**Written exercise**
Search the data for the word "Microfluidics". Reproduce every line where it is found.

**Task inputs**
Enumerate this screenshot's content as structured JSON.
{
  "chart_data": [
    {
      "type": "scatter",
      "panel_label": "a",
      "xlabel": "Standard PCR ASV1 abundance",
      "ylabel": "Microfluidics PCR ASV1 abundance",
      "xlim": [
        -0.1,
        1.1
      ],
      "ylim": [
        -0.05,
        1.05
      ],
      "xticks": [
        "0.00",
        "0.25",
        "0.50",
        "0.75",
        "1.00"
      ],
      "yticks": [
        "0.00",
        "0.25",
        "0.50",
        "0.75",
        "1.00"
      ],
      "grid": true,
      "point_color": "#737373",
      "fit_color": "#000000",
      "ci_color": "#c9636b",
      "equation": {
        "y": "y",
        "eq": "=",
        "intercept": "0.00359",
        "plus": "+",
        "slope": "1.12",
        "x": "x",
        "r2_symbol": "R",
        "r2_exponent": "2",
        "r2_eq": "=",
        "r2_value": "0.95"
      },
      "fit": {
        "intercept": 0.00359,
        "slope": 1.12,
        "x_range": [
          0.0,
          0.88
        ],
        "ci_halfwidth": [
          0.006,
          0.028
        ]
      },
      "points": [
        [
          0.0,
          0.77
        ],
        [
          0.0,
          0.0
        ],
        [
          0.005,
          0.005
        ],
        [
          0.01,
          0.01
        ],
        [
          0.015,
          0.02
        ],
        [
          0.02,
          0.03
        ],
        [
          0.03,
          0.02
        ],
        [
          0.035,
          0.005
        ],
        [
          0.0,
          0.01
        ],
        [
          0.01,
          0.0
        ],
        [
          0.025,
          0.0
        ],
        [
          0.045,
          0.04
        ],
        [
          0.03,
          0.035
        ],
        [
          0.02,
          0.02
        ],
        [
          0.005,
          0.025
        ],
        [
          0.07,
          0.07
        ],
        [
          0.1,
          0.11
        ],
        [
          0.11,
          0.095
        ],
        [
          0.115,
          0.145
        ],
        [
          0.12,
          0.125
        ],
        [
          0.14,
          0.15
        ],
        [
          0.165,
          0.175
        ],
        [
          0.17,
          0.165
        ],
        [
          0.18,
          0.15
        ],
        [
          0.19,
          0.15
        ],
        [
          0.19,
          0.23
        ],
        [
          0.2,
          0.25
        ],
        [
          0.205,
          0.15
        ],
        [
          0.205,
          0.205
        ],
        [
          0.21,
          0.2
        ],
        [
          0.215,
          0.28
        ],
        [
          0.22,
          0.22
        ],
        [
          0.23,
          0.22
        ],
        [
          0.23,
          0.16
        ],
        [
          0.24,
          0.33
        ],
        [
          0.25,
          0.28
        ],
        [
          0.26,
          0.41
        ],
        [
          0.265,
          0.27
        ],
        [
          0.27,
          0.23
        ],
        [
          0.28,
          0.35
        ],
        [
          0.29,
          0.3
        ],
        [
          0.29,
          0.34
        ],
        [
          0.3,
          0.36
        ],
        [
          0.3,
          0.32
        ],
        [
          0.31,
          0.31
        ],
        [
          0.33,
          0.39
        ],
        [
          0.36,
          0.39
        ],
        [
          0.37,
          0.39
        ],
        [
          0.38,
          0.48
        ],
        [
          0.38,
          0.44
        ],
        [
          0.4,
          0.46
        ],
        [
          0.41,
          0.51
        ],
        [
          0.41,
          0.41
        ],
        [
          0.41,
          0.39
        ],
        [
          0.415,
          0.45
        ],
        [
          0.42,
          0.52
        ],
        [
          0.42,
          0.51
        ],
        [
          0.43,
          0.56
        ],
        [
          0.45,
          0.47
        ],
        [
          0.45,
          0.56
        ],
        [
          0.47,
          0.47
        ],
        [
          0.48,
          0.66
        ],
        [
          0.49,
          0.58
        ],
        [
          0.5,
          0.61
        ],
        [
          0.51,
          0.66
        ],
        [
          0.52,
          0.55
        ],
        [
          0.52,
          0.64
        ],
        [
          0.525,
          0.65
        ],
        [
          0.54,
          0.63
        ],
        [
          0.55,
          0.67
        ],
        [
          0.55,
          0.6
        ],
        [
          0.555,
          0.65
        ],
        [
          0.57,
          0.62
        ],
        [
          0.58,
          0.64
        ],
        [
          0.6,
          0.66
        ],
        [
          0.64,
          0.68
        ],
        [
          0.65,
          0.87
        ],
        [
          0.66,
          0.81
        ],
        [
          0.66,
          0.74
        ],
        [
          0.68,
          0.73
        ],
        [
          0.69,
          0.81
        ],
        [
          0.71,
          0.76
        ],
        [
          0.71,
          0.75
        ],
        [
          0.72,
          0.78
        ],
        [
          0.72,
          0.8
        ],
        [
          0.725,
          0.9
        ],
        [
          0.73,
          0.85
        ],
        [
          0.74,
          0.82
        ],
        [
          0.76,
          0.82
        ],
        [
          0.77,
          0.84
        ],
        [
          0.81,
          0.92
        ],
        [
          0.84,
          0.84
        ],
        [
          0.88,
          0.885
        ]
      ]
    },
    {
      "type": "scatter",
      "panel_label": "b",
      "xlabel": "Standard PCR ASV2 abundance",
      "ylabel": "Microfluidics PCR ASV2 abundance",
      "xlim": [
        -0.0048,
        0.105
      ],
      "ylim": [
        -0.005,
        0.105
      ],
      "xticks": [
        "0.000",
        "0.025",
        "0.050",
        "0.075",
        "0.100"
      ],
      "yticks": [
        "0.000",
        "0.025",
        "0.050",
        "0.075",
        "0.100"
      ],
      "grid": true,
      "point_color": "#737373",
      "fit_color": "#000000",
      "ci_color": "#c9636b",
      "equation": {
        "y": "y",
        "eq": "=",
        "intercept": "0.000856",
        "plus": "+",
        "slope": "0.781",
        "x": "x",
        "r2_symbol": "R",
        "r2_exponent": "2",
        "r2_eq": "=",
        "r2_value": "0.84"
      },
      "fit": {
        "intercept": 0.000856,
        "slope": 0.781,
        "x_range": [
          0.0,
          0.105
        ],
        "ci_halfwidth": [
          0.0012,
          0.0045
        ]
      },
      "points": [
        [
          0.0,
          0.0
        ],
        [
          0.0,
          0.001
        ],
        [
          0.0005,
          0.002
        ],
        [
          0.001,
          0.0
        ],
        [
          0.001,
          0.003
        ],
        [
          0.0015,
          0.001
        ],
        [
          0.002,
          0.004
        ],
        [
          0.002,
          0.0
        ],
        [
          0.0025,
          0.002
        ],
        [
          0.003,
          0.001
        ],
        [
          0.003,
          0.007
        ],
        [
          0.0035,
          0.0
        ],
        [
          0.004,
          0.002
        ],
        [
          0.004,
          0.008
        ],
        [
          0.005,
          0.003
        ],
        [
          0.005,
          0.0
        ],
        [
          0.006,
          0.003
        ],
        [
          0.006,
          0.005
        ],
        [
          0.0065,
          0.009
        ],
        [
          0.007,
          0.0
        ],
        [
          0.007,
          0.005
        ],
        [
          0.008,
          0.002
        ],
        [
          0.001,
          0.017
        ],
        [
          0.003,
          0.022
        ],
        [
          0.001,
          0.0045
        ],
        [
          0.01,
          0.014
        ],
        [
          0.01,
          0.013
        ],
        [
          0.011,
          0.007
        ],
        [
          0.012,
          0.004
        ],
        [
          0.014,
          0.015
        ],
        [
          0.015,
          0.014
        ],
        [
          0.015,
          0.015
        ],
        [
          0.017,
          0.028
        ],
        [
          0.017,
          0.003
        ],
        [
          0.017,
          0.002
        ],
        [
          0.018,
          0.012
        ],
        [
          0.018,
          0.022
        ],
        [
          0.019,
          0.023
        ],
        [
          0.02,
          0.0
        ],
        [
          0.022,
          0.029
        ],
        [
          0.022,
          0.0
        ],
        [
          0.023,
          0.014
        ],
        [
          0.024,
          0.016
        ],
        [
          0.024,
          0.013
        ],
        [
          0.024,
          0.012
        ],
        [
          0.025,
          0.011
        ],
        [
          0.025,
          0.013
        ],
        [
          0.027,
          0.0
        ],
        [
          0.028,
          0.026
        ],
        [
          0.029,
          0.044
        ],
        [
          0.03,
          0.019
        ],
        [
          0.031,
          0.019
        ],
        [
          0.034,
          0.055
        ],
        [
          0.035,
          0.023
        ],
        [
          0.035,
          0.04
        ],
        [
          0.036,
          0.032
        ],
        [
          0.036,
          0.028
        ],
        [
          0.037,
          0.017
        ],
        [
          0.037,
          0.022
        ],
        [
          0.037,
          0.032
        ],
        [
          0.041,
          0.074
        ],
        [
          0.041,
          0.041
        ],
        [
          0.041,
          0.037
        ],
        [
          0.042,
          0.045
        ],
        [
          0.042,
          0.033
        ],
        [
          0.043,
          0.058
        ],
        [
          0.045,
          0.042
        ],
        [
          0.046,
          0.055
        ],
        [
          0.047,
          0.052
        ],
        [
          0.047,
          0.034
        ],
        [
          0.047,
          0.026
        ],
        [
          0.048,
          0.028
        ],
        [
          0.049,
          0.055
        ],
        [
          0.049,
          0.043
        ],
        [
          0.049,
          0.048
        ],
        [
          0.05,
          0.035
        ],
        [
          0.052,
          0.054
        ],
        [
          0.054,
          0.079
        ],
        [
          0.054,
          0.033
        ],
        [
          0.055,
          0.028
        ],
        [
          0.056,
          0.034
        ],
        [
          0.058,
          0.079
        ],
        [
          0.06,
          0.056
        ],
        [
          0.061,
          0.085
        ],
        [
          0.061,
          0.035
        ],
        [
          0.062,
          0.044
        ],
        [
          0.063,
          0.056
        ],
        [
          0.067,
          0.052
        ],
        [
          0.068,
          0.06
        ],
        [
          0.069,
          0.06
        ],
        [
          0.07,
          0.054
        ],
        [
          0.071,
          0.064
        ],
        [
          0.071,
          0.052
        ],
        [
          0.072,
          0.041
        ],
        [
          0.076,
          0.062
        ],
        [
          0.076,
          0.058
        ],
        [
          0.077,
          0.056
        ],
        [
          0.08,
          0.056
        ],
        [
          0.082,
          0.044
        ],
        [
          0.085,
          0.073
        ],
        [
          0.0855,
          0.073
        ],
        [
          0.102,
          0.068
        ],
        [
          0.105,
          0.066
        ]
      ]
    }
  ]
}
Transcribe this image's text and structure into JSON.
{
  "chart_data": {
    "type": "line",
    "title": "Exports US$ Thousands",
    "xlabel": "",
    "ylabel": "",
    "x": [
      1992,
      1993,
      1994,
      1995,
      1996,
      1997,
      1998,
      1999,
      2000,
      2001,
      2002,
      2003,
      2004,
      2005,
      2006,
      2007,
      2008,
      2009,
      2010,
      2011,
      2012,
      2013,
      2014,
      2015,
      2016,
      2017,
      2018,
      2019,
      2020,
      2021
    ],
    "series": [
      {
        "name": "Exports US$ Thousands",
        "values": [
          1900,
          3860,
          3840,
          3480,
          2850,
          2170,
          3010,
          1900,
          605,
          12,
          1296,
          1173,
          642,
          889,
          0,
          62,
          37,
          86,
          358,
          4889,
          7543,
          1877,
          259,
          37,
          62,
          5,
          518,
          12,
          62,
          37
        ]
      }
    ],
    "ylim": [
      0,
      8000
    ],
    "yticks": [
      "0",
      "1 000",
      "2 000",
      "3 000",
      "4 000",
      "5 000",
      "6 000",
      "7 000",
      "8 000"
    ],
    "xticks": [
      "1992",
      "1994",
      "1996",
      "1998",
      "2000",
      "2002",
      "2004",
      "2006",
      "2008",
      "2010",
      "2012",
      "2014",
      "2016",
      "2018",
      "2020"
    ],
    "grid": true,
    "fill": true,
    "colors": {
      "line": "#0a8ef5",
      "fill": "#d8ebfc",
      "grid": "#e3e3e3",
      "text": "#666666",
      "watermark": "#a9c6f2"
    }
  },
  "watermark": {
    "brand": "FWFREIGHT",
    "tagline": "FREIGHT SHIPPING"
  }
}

**Response for this exercise**
      "ylabel": "Microfluidics PCR ASV1 abundance",
      "ylabel": "Microfluidics PCR ASV2 abundance",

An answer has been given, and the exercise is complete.